**YOUR INSTRUCTIONS**
Omit all pictures and give the records below again exactly as written.

**WORKING DATA**
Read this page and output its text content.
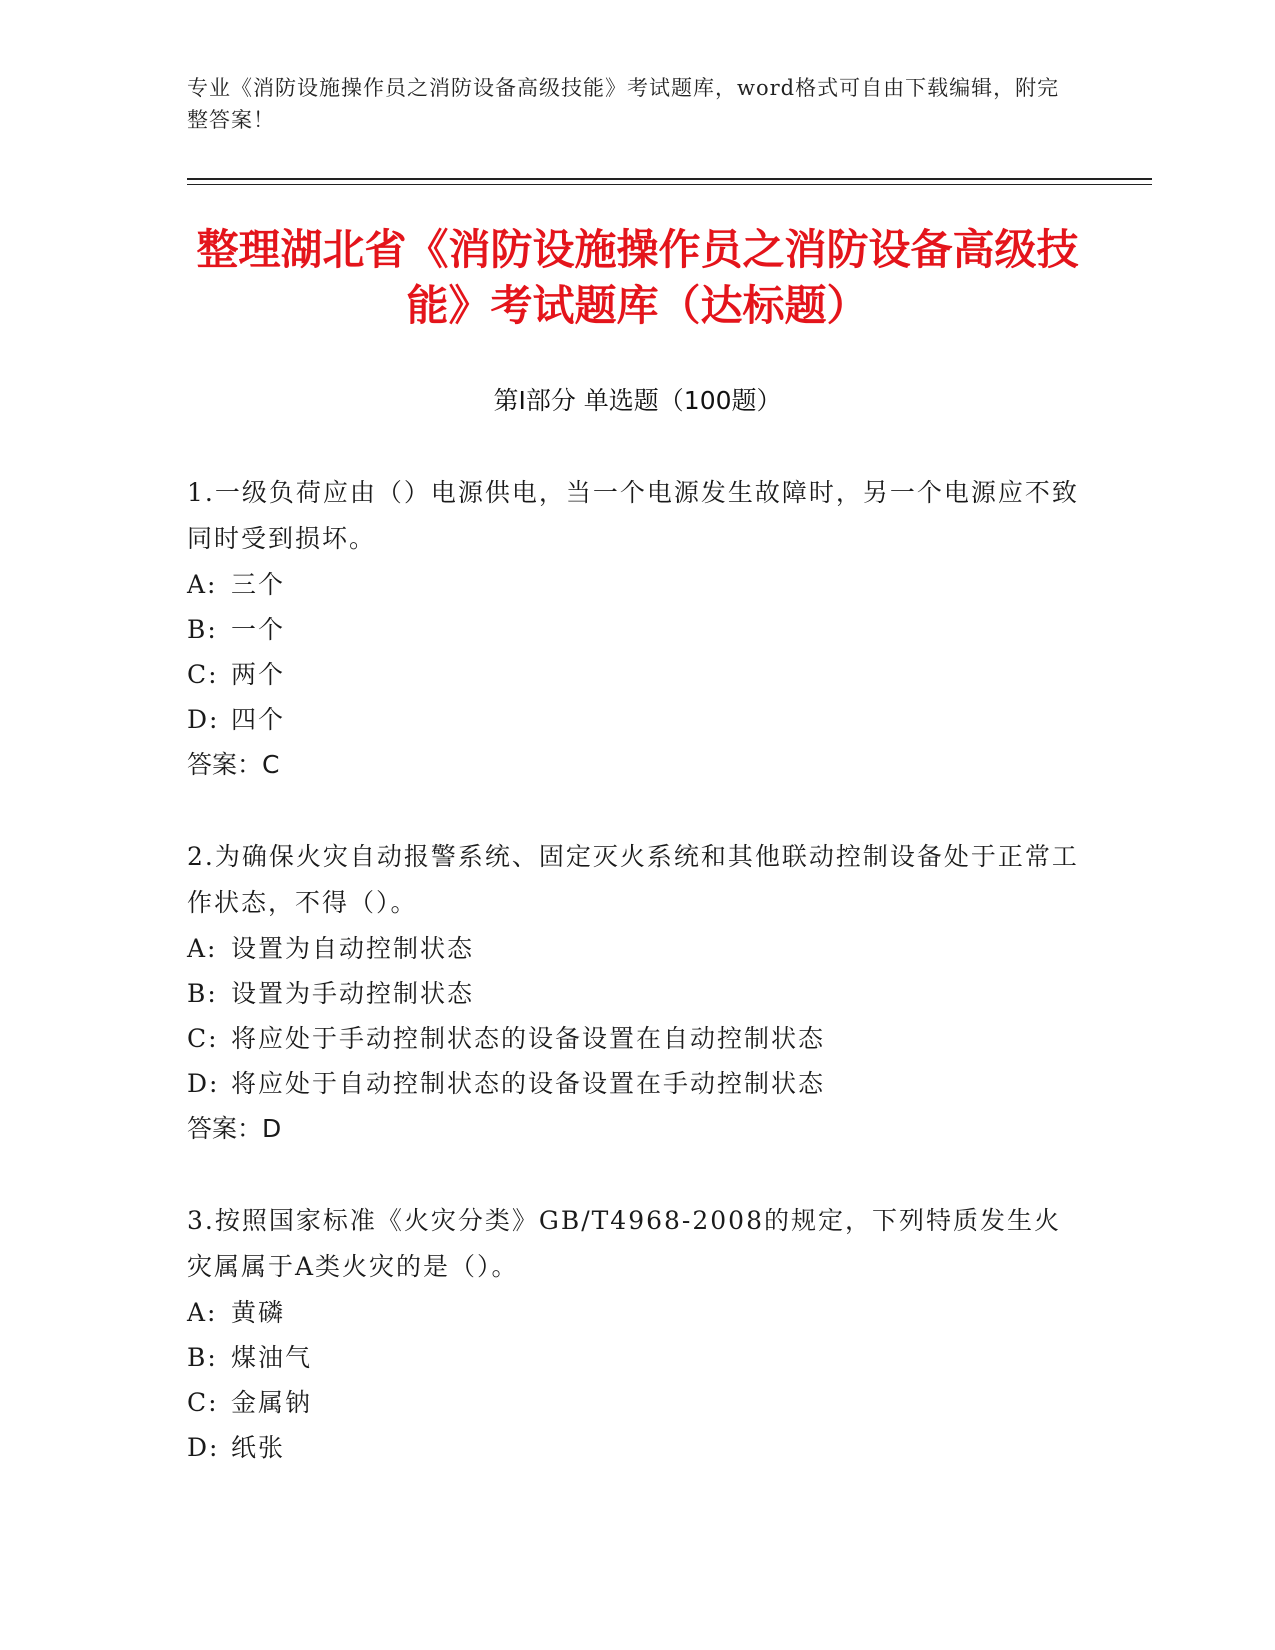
专业《消防设施操作员之消防设备高级技能》考试题库，word格式可自由下载编辑，附完整答案！
整理湖北省《消防设施操作员之消防设备高级技能》考试题库（达标题）
第Ⅰ部分 单选题（100题）
1.一级负荷应由（）电源供电，当一个电源发生故障时，另一个电源应不致同时受到损坏。
A: 三个
B: 一个
C: 两个
D: 四个
答案：C
2.为确保火灾自动报警系统、固定灭火系统和其他联动控制设备处于正常工作状态，不得（）。
A: 设置为自动控制状态
B: 设置为手动控制状态
C: 将应处于手动控制状态的设备设置在自动控制状态
D: 将应处于自动控制状态的设备设置在手动控制状态
答案：D
3.按照国家标准《火灾分类》GB/T4968-2008的规定，下列特质发生火灾属属于A类火灾的是（）。
A: 黄磷
B: 煤油气
C: 金属钠
D: 纸张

**CORRECT ANSWER**
Read this page and output its text content.
专业《消防设施操作员之消防设备高级技能》考试题库，word格式可自由下载编辑，附完整答案！
整理湖北省《消防设施操作员之消防设备高级技能》考试题库（达标题）
第Ⅰ部分 单选题（100题）
1.一级负荷应由（）电源供电，当一个电源发生故障时，另一个电源应不致同时受到损坏。
A: 三个
B: 一个
C: 两个
D: 四个
答案：C
2.为确保火灾自动报警系统、固定灭火系统和其他联动控制设备处于正常工作状态，不得（）。
A: 设置为自动控制状态
B: 设置为手动控制状态
C: 将应处于手动控制状态的设备设置在自动控制状态
D: 将应处于自动控制状态的设备设置在手动控制状态
答案：D
3.按照国家标准《火灾分类》GB/T4968-2008的规定，下列特质发生火灾属属于A类火灾的是（）。
A: 黄磷
B: 煤油气
C: 金属钠
D: 纸张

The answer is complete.